## [Written problem]
The listing below should be copied in full, word for word.

--- start Input ---

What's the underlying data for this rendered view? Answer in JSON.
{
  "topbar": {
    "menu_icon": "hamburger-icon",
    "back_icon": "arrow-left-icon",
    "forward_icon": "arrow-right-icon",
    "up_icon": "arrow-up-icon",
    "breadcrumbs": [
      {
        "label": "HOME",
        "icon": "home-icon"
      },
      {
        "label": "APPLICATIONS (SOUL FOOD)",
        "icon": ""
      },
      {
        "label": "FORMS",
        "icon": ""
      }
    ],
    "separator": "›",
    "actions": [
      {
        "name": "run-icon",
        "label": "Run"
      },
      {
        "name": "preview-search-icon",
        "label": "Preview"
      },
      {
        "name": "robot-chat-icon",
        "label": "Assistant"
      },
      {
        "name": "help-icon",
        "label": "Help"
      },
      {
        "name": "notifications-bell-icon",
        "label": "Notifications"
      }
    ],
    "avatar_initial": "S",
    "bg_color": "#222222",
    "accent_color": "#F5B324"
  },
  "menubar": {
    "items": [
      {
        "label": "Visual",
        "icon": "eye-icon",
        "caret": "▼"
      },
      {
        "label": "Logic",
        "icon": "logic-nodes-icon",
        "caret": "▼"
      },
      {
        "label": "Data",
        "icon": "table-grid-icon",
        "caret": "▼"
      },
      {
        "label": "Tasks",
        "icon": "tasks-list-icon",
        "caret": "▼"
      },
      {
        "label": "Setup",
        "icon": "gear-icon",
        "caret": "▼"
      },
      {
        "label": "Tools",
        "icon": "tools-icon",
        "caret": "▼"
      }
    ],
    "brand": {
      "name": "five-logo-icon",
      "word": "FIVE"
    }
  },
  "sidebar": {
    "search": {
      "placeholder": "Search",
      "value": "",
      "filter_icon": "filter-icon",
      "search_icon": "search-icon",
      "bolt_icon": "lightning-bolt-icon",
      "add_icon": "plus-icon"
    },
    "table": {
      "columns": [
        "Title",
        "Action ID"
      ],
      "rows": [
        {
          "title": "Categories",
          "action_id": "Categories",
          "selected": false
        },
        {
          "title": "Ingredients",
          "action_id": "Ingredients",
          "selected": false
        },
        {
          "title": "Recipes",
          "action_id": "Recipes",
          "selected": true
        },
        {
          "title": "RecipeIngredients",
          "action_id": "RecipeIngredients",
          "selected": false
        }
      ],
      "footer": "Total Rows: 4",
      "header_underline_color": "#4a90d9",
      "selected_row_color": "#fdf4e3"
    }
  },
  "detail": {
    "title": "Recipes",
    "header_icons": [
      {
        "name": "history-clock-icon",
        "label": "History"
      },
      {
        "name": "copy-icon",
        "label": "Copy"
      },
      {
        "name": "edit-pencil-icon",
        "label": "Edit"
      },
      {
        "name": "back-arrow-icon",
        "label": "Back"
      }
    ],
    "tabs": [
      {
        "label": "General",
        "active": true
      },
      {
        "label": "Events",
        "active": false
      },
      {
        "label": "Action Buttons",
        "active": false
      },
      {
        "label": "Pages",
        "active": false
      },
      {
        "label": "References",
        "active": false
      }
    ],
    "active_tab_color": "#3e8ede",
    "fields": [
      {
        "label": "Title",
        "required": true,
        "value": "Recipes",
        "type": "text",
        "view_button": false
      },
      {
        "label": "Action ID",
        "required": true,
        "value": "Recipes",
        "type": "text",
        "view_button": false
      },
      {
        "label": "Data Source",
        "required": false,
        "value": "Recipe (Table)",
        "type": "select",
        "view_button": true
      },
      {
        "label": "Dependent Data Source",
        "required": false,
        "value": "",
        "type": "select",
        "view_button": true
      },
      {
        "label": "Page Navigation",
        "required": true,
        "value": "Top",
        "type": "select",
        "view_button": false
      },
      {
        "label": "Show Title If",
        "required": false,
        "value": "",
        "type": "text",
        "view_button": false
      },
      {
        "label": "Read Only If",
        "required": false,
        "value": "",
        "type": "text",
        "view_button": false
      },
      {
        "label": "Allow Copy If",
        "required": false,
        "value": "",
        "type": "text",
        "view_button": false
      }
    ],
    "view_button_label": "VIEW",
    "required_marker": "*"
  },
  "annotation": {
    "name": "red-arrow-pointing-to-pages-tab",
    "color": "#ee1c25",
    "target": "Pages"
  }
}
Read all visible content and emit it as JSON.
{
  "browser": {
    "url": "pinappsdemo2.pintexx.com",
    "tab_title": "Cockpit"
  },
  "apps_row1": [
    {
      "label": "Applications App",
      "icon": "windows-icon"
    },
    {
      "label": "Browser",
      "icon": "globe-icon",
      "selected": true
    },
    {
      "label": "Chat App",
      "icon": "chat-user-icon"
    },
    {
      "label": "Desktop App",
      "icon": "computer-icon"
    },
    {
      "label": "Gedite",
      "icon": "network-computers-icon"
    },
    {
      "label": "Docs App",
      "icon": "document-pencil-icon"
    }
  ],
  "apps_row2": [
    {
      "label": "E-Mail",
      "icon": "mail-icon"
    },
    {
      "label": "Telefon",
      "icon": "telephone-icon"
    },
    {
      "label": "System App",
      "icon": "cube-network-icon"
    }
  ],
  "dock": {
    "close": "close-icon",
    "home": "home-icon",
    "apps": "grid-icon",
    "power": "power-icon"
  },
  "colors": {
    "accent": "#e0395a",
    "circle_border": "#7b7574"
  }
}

--- end Input ---

## [Exercise output]
What's the underlying data for this rendered view? Answer in JSON.
{
  "topbar": {
    "menu_icon": "hamburger-icon",
    "back_icon": "arrow-left-icon",
    "forward_icon": "arrow-right-icon",
    "up_icon": "arrow-up-icon",
    "breadcrumbs": [
      {
        "label": "HOME",
        "icon": "home-icon"
      },
      {
        "label": "APPLICATIONS (SOUL FOOD)",
        "icon": ""
      },
      {
        "label": "FORMS",
        "icon": ""
      }
    ],
    "separator": "›",
    "actions": [
      {
        "name": "run-icon",
        "label": "Run"
      },
      {
        "name": "preview-search-icon",
        "label": "Preview"
      },
      {
        "name": "robot-chat-icon",
        "label": "Assistant"
      },
      {
        "name": "help-icon",
        "label": "Help"
      },
      {
        "name": "notifications-bell-icon",
        "label": "Notifications"
      }
    ],
    "avatar_initial": "S",
    "bg_color": "#222222",
    "accent_color": "#F5B324"
  },
  "menubar": {
    "items": [
      {
        "label": "Visual",
        "icon": "eye-icon",
        "caret": "▼"
      },
      {
        "label": "Logic",
        "icon": "logic-nodes-icon",
        "caret": "▼"
      },
      {
        "label": "Data",
        "icon": "table-grid-icon",
        "caret": "▼"
      },
      {
        "label": "Tasks",
        "icon": "tasks-list-icon",
        "caret": "▼"
      },
      {
        "label": "Setup",
        "icon": "gear-icon",
        "caret": "▼"
      },
      {
        "label": "Tools",
        "icon": "tools-icon",
        "caret": "▼"
      }
    ],
    "brand": {
      "name": "five-logo-icon",
      "word": "FIVE"
    }
  },
  "sidebar": {
    "search": {
      "placeholder": "Search",
      "value": "",
      "filter_icon": "filter-icon",
      "search_icon": "search-icon",
      "bolt_icon": "lightning-bolt-icon",
      "add_icon": "plus-icon"
    },
    "table": {
      "columns": [
        "Title",
        "Action ID"
      ],
      "rows": [
        {
          "title": "Categories",
          "action_id": "Categories",
          "selected": false
        },
        {
          "title": "Ingredients",
          "action_id": "Ingredients",
          "selected": false
        },
        {
          "title": "Recipes",
          "action_id": "Recipes",
          "selected": true
        },
        {
          "title": "RecipeIngredients",
          "action_id": "RecipeIngredients",
          "selected": false
        }
      ],
      "footer": "Total Rows: 4",
      "header_underline_color": "#4a90d9",
      "selected_row_color": "#fdf4e3"
    }
  },
  "detail": {
    "title": "Recipes",
    "header_icons": [
      {
        "name": "history-clock-icon",
        "label": "History"
      },
      {
        "name": "copy-icon",
        "label": "Copy"
      },
      {
        "name": "edit-pencil-icon",
        "label": "Edit"
      },
      {
        "name": "back-arrow-icon",
        "label": "Back"
      }
    ],
    "tabs": [
      {
        "label": "General",
        "active": true
      },
      {
        "label": "Events",
        "active": false
      },
      {
        "label": "Action Buttons",
        "active": false
      },
      {
        "label": "Pages",
        "active": false
      },
      {
        "label": "References",
        "active": false
      }
    ],
    "active_tab_color": "#3e8ede",
    "fields": [
      {
        "label": "Title",
        "required": true,
        "value": "Recipes",
        "type": "text",
        "view_button": false
      },
      {
        "label": "Action ID",
        "required": true,
        "value": "Recipes",
        "type": "text",
        "view_button": false
      },
      {
        "label": "Data Source",
        "required": false,
        "value": "Recipe (Table)",
        "type": "select",
        "view_button": true
      },
      {
        "label": "Dependent Data Source",
        "required": false,
        "value": "",
        "type": "select",
        "view_button": true
      },
      {
        "label": "Page Navigation",
        "required": true,
        "value": "Top",
        "type": "select",
        "view_button": false
      },
      {
        "label": "Show Title If",
        "required": false,
        "value": "",
        "type": "text",
        "view_button": false
      },
      {
        "label": "Read Only If",
        "required": false,
        "value": "",
        "type": "text",
        "view_button": false
      },
      {
        "label": "Allow Copy If",
        "required": false,
        "value": "",
        "type": "text",
        "view_button": false
      }
    ],
    "view_button_label": "VIEW",
    "required_marker": "*"
  },
  "annotation": {
    "name": "red-arrow-pointing-to-pages-tab",
    "color": "#ee1c25",
    "target": "Pages"
  }
}
Read all visible content and emit it as JSON.
{
  "browser": {
    "url": "pinappsdemo2.pintexx.com",
    "tab_title": "Cockpit"
  },
  "apps_row1": [
    {
      "label": "Applications App",
      "icon": "windows-icon"
    },
    {
      "label": "Browser",
      "icon": "globe-icon",
      "selected": true
    },
    {
      "label": "Chat App",
      "icon": "chat-user-icon"
    },
    {
      "label": "Desktop App",
      "icon": "computer-icon"
    },
    {
      "label": "Gedite",
      "icon": "network-computers-icon"
    },
    {
      "label": "Docs App",
      "icon": "document-pencil-icon"
    }
  ],
  "apps_row2": [
    {
      "label": "E-Mail",
      "icon": "mail-icon"
    },
    {
      "label": "Telefon",
      "icon": "telephone-icon"
    },
    {
      "label": "System App",
      "icon": "cube-network-icon"
    }
  ],
  "dock": {
    "close": "close-icon",
    "home": "home-icon",
    "apps": "grid-icon",
    "power": "power-icon"
  },
  "colors": {
    "accent": "#e0395a",
    "circle_border": "#7b7574"
  }
}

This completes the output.